GIVEN PROBLEM:
Collect each line containing "this".

[Records about charts and figures]
● ● ● ●
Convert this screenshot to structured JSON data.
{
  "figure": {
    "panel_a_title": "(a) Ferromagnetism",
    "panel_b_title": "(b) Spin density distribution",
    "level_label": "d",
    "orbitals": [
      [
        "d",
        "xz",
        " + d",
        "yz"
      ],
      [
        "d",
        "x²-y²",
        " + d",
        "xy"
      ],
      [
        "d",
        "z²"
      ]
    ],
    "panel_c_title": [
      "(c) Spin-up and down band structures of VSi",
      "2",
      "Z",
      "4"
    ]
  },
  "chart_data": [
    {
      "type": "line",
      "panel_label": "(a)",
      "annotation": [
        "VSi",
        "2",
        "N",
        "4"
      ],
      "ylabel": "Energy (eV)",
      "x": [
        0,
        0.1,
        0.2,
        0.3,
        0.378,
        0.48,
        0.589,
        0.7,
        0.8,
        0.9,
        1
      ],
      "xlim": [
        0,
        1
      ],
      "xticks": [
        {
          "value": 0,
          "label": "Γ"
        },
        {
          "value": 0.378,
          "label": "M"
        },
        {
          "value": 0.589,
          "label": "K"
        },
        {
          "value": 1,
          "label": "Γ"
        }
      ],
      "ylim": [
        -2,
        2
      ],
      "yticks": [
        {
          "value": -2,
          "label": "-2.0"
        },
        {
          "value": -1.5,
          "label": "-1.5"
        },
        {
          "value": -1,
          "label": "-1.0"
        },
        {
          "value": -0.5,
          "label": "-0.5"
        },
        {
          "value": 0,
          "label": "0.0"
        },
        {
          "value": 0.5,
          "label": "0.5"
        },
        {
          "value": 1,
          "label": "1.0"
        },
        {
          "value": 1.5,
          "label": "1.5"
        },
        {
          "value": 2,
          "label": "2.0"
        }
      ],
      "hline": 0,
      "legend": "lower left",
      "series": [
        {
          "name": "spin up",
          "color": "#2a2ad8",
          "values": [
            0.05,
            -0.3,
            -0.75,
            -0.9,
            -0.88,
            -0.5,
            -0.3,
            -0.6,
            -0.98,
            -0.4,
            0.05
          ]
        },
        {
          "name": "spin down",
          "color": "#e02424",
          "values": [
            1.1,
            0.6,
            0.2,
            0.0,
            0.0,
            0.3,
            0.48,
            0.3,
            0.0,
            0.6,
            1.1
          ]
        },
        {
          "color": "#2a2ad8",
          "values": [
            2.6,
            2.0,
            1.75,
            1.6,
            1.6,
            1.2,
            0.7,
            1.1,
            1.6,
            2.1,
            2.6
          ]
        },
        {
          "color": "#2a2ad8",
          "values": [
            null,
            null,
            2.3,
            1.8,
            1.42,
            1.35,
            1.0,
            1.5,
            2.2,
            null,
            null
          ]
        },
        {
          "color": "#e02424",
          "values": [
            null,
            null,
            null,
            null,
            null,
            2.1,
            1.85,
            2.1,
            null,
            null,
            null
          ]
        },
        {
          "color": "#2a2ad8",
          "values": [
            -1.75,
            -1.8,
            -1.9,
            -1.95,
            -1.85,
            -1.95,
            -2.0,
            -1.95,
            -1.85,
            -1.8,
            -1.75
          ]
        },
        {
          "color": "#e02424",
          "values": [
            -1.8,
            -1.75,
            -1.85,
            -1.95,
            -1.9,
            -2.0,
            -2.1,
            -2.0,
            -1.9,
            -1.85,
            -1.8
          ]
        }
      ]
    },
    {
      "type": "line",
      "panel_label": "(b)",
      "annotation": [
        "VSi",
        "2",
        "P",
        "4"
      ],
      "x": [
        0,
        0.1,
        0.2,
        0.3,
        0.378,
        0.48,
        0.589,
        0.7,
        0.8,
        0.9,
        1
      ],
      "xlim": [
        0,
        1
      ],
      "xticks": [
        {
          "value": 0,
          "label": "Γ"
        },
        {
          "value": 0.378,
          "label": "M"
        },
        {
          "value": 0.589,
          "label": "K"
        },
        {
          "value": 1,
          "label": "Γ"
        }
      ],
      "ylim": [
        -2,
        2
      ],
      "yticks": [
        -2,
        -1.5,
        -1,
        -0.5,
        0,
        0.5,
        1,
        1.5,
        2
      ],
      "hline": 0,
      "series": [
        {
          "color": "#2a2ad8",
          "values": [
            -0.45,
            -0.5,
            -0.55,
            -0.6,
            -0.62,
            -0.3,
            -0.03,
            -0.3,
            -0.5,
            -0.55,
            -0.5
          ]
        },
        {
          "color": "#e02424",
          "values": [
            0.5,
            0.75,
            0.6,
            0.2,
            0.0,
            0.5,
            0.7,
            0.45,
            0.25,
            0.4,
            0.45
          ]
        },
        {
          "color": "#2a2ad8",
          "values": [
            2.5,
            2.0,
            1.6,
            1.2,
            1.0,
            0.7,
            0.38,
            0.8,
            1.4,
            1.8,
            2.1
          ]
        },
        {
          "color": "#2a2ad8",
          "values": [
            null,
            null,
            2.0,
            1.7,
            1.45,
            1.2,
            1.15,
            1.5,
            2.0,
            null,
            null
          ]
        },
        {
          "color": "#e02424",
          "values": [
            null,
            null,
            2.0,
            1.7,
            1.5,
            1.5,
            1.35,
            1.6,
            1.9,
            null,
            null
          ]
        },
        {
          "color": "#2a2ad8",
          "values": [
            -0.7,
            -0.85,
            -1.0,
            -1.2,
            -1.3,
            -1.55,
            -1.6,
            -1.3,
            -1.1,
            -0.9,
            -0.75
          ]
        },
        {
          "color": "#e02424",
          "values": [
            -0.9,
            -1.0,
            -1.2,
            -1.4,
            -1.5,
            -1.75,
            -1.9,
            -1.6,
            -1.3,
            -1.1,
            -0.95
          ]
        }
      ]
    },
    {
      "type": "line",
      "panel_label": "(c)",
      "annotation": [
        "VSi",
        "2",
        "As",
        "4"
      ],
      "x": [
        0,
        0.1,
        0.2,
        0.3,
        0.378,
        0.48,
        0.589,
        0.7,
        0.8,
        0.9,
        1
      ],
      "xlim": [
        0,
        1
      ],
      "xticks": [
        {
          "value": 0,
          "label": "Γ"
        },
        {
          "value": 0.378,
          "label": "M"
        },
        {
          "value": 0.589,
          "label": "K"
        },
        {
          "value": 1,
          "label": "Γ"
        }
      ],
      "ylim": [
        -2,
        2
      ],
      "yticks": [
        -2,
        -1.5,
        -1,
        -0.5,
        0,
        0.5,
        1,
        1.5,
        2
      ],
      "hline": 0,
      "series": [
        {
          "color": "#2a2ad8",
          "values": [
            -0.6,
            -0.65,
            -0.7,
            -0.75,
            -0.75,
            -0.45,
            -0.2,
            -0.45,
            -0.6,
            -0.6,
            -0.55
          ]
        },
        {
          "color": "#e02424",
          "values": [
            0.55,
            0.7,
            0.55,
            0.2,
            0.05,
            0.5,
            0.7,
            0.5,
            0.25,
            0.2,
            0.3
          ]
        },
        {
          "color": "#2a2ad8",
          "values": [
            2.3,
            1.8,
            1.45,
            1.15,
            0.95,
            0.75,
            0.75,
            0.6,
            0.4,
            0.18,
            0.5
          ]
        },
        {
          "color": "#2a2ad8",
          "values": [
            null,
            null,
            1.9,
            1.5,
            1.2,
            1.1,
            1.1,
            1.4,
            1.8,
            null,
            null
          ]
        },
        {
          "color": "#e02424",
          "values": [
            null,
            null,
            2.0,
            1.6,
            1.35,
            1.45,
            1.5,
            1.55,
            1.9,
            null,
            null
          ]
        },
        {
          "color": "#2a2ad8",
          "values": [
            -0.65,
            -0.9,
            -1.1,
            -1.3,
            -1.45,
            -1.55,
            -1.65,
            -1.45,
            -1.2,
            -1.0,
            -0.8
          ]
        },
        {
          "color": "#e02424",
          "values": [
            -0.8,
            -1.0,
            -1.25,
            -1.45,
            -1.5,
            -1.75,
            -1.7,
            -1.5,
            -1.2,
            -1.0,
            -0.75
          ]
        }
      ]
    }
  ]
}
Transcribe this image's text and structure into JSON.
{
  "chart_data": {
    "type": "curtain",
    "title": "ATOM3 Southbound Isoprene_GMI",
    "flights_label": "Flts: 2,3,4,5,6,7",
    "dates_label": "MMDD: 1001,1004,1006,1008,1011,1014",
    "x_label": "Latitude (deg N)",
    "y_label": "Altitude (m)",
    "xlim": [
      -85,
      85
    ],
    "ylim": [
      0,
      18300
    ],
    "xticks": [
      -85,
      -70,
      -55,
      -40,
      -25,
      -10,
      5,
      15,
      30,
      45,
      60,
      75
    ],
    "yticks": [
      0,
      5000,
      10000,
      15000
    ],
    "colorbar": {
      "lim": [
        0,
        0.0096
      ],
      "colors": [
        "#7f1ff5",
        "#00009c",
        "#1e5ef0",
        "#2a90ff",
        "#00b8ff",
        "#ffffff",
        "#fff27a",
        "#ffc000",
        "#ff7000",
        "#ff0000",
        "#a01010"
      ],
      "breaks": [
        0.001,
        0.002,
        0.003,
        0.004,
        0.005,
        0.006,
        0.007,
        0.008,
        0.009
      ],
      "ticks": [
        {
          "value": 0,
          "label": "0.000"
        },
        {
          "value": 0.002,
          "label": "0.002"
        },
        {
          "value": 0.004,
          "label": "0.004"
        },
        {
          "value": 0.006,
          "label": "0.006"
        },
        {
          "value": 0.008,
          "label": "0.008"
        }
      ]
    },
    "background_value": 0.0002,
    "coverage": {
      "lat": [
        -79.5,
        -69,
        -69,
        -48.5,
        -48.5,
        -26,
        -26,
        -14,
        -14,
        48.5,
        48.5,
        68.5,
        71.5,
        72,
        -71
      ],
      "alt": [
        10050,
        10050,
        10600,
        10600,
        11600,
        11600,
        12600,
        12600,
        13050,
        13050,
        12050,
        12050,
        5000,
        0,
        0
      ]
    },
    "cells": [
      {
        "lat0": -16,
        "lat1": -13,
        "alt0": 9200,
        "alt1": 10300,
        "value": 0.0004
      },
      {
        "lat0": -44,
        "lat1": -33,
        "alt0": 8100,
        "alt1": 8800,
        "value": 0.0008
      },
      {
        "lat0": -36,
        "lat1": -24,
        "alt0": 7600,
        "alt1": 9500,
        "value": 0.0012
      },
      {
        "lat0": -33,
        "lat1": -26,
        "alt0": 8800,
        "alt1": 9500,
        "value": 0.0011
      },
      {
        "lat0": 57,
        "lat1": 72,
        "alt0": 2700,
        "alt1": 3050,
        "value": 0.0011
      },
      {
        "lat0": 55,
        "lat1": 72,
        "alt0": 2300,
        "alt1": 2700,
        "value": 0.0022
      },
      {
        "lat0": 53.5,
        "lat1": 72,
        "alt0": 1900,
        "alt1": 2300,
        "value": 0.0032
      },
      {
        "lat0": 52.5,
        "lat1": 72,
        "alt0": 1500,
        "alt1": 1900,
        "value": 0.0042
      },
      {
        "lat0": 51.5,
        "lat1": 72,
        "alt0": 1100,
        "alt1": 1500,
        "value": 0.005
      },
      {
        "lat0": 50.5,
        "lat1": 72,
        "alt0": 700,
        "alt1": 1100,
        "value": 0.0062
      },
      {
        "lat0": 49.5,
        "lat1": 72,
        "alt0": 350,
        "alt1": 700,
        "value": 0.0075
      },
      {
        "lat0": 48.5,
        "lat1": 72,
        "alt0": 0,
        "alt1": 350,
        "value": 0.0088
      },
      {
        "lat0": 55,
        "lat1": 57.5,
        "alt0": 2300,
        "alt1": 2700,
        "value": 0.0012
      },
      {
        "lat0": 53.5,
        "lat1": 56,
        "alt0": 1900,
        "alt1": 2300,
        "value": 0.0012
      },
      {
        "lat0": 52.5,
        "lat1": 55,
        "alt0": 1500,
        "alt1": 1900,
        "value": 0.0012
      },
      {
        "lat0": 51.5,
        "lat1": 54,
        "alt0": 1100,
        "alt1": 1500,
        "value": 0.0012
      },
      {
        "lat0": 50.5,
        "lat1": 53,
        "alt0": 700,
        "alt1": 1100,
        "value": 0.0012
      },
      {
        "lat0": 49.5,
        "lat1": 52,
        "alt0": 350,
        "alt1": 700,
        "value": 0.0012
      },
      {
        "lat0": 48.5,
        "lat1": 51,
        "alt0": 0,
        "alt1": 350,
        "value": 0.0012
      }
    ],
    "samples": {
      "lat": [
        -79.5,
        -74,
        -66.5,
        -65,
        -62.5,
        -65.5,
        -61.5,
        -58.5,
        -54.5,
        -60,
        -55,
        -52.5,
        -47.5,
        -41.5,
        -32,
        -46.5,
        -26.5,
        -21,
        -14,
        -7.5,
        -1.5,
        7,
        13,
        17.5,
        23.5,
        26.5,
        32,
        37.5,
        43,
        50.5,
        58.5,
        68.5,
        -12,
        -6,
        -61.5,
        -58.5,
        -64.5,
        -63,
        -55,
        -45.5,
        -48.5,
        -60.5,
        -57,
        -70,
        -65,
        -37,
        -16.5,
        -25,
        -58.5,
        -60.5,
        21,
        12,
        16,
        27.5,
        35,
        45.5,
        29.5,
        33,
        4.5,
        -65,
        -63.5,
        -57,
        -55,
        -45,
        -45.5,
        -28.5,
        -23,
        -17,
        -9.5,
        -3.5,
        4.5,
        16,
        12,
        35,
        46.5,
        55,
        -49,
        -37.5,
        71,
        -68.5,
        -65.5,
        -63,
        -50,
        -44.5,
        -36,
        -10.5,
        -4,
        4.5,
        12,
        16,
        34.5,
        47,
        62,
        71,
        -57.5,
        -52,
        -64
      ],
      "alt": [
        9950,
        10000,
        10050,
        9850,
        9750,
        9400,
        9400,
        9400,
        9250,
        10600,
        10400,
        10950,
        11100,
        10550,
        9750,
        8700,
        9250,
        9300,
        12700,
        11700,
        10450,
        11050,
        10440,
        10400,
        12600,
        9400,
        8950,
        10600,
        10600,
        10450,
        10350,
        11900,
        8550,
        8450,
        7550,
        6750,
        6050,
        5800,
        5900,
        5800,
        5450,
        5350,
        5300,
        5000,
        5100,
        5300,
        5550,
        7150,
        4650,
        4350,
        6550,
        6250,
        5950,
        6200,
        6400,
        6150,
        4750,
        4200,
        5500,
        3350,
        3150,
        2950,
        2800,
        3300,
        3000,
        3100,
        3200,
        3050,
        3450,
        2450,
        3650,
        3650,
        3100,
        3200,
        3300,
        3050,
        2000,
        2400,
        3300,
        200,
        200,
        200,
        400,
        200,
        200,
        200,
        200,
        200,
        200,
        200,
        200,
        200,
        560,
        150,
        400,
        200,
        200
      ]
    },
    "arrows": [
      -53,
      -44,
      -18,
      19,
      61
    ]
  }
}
● ● ● ●
RESPONSE:
Convert this screenshot to structured JSON data.
Transcribe this image's text and structure into JSON.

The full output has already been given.